Kuşadası’nda Turizmciler altın fırsatta buluştu

Uçak sorunu çözülürse turizm uçar

Tarih:

Kuşadası en önemli turizm merkezlerimizden. Çarpık kentleşme sonucu artık denizi ve dağları görmek zor. Tarihi birçok yapı değerlendirilemiyor. Sorunlarının çözülmesini isteyen turizmciler, Rus turist fırsatını kaçırmamak gerektiğini belirtti ve bunun için de uçuşların artırılmasını istedi.

 

Aydın’ın Kuşadası İlçesi’nde ‘Turizmde Üretim Devrimi Kurultayı’ toplandı. Çok sayıda turizmcinin ve iş insanının katıldığı kurultayda, Kuşadası’nın ve Türkiye’nin turizmde yaşadığı sorunlar masaya yatırıldı. Kurultaya Vatan Partisi Genel Başkan Yardımcısı Dr. Serhan Bolluk, Kuşadası Ticaret Odası Başkanı Serdar Akdoğan, TÜRSAB Aydın Bölge Temsilcisi Eda Yurtcan, TÜRSAB Aydın Bölge Yönetim Kurulu Üyesi Murat Yaman, Aydın Turist Rehberleri Odası Başkanı Ozan Sayın, ADA-ÇEV Derneği Sekreteri Nail Topal, Tarihi Kuşadası Çarşı Esnafı Temsilcisi Mustafa Kutlu ve EYSİM Yönetim Kurulu Başkanı Muhammet Demir katıldı.

 

‘REHBERLER DİNLENMİYOR’


Rehberler Odası’nı temsilen kurultaya katılan Ozan Sayın, turizmde büyük sıkıntılar yaşandığını, rehberler olarak endişeli olduklarını belirtti. Sayın’ın verdiği bilgiye göre, Türkiye’de 12 bin tane rehber var. Turist rehberlerinin dinlenmediğini belirten Sayın, şöyle konuştu: “Biz rehberler olarak otobüsçüsünden minibüsçüsüne, restorancısından mağazacısına herkesi tanıyoruz. Turizmi turizm yapan esasında rehberler diye düşünüyoruz. Rehberlerin fikirlerinin çok daha fazla sorulması lazım. 35 senedir turizmin içindeyim. Benim mesleğe ilk başladığım zamanlardaki kazandığım para ile şu anda ki kazandığım para arasında dağlar kadar fark var. Kaliteli turistleri Türkiye’ye çekmek için turizm politikaları üzerinde çalışmamız gerekiyor.”

• [Alıştırma bölümleri]:
1 > Kuşadası turizm kurultayıyla ilgili haberde Ozan Sayın'a göre Türkiye'de kaç rehber bulunuyor?
2 > Kuşadası'ndaki turizm kurultayını anlatan haberi son cümlesinden sonra devam ettirin.

• [Sağlanan veriler]:
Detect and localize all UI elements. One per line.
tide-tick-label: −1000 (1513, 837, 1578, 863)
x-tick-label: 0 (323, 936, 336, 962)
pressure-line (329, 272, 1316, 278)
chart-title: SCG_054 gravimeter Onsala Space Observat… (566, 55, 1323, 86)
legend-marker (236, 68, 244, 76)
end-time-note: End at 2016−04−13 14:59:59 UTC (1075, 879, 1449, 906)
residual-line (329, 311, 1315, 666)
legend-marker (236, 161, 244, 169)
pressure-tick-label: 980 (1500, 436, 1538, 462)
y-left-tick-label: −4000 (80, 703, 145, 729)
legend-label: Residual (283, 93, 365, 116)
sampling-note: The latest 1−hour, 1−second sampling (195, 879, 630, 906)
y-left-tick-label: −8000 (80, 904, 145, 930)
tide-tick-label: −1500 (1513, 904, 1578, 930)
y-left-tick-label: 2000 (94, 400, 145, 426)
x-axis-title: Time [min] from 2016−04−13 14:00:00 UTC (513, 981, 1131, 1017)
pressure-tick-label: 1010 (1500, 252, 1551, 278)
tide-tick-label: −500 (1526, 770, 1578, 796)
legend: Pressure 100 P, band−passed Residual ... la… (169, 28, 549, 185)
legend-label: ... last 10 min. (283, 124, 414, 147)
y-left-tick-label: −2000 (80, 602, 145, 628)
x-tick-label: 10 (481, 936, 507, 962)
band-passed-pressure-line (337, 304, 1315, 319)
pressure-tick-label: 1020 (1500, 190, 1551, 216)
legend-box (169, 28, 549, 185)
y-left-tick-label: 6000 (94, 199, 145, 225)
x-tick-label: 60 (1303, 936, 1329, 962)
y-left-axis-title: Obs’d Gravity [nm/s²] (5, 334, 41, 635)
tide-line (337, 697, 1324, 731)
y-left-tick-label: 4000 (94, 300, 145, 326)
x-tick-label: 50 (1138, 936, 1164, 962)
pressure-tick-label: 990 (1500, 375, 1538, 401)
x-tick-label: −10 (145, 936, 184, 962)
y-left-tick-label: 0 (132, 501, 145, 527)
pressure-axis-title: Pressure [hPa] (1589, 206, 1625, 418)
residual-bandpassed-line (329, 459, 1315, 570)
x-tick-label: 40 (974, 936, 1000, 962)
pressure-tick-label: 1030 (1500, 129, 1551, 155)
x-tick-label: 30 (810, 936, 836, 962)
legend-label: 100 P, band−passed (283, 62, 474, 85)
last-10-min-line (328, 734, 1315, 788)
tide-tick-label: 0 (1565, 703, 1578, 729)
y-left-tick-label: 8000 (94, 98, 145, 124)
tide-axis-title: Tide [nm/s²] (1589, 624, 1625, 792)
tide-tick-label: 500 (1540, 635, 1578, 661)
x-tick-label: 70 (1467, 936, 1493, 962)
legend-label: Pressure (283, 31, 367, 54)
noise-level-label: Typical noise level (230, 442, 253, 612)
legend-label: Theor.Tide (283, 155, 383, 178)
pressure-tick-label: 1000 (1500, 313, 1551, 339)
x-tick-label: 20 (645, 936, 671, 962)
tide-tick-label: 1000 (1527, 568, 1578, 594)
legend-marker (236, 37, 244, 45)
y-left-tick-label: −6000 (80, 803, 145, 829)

• [Yanıtlar]:
1 > Türkiye'de 12 bin rehber var.

2 >
‘MENDERES NEHRİ TEMİZLENSİN’

Kuşadası’nda çevre sorunları yaşandığına da dikkat çeken Ozan Sayın, “Menderes Nehri’nin olduğu havza temizlenmeli. Çevre kirliliği çok büyük bir boyutta. Bu turizmi olumsuz bir şekilde etkiliyor. Madenlerin sayısı arttı. Belki de buradan başlamak gerekiyor. 95 ayrı okul var ve bu 95 ayrı okuldan mezun sayısı 3 bin 500’ün üstünde. Bizim her sene 3 bin 500 tane rehbere ihtiyacımız yok. Rehber öğretimi yapan okul sayısının ve üniversitelerdeki bölüm sayısının kesinlikle azaltılması gerekiyor” diye konuştu.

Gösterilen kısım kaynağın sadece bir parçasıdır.